▶ **Exercise aim**
Copy out all lines carrying the word "this".

▶ **Working data**
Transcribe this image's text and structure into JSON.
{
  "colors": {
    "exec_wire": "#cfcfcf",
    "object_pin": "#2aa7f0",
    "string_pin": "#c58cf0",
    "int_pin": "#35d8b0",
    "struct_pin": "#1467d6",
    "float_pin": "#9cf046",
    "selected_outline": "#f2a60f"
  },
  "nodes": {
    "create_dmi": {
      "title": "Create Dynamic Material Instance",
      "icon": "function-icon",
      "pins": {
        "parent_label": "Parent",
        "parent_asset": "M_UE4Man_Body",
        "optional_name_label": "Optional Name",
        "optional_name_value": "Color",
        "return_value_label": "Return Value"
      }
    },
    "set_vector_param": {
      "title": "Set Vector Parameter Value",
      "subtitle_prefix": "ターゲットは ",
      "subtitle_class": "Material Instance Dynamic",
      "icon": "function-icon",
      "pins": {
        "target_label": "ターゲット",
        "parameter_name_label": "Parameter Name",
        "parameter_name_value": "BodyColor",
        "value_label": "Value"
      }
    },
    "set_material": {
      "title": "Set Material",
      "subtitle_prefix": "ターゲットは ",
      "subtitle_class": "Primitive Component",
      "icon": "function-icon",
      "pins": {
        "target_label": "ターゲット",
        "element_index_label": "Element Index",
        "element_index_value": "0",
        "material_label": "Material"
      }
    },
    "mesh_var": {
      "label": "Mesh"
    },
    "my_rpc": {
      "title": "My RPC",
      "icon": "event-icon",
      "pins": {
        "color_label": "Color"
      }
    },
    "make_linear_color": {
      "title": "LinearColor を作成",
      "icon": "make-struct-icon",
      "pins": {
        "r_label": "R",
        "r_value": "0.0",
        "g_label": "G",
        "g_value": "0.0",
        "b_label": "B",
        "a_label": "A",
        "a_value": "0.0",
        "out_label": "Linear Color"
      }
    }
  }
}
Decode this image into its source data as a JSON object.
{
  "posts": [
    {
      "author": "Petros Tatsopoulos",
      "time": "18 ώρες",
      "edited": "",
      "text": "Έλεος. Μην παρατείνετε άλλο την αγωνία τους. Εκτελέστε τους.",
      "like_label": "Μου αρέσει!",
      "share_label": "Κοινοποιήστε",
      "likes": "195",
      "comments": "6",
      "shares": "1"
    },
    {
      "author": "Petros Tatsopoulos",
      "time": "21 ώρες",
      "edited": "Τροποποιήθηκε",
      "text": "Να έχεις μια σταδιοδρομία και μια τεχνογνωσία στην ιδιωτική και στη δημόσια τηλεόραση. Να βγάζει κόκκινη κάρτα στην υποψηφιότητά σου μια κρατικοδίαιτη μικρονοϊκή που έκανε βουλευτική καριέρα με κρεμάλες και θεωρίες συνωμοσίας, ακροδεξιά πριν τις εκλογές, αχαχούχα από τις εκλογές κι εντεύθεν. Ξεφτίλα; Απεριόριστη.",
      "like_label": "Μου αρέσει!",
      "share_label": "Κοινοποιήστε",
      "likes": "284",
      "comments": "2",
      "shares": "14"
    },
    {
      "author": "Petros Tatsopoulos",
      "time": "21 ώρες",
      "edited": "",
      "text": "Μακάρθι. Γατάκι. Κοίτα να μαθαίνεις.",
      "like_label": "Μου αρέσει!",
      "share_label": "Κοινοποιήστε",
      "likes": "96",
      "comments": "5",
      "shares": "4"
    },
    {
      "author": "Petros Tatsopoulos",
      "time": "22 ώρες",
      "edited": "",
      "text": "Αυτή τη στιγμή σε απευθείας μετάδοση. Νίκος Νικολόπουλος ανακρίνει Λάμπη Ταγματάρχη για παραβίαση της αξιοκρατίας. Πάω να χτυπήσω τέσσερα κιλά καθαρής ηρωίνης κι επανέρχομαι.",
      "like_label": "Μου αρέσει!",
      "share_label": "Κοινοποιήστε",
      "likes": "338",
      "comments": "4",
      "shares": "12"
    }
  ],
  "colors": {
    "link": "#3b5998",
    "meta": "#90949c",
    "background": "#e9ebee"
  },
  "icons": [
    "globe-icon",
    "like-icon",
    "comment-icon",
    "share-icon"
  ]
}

▶ **Exercise solution**
Transcribe this image's text and structure into JSON.
Decode this image into its source data as a JSON object.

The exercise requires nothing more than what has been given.